## [Problem statement]
Give the material once more, word for word, without any images.

## [Dataset records]
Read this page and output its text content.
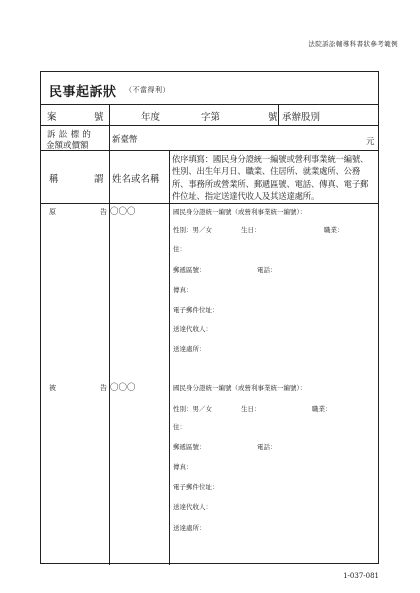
法院訴訟輔導科書狀參考範例
民事起訴狀 （不當得利）
案	號	年度	字第	號 承辦股別
訴 訟 標 的
金額或價額
新臺幣	元
稱	謂 姓名或名稱
依序填寫：國民身分證統一編號或營利事業統一編號、性別、出生年月日、職業、住居所、就業處所、公務所、事務所或營業所、郵遞區號、電話、傳真、電子郵件位址、指定送達代收人及其送達處所。
原	告 〇〇〇	國民身分證統一編號（或營利事業統一編號）：
性別：男／女	生日：	職業：
住：
郵遞區號：	電話：
傳真：
電子郵件位址：
送達代收人：
送達處所：
被	告 〇〇〇	國民身分證統一編號（或營利事業統一編號）：
性別：男／女	生日：	職業：
住：
郵遞區號：	電話：
傳真：
電子郵件位址：
送達代收人：
送達處所：
1-037-081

## [Problem solution]
Read this page and output its text content.
法院訴訟輔導科書狀參考範例
民事起訴狀 （不當得利）
案	號	年度	字第	號 承辦股別
訴 訟 標 的
金額或價額
新臺幣	元
稱	謂 姓名或名稱
依序填寫：國民身分證統一編號或營利事業統一編號、性別、出生年月日、職業、住居所、就業處所、公務所、事務所或營業所、郵遞區號、電話、傳真、電子郵件位址、指定送達代收人及其送達處所。
原	告 〇〇〇	國民身分證統一編號（或營利事業統一編號）：
性別：男／女	生日：	職業：
住：
郵遞區號：	電話：
傳真：
電子郵件位址：
送達代收人：
送達處所：
被	告 〇〇〇	國民身分證統一編號（或營利事業統一編號）：
性別：男／女	生日：	職業：
住：
郵遞區號：	電話：
傳真：
電子郵件位址：
送達代收人：
送達處所：
1-037-081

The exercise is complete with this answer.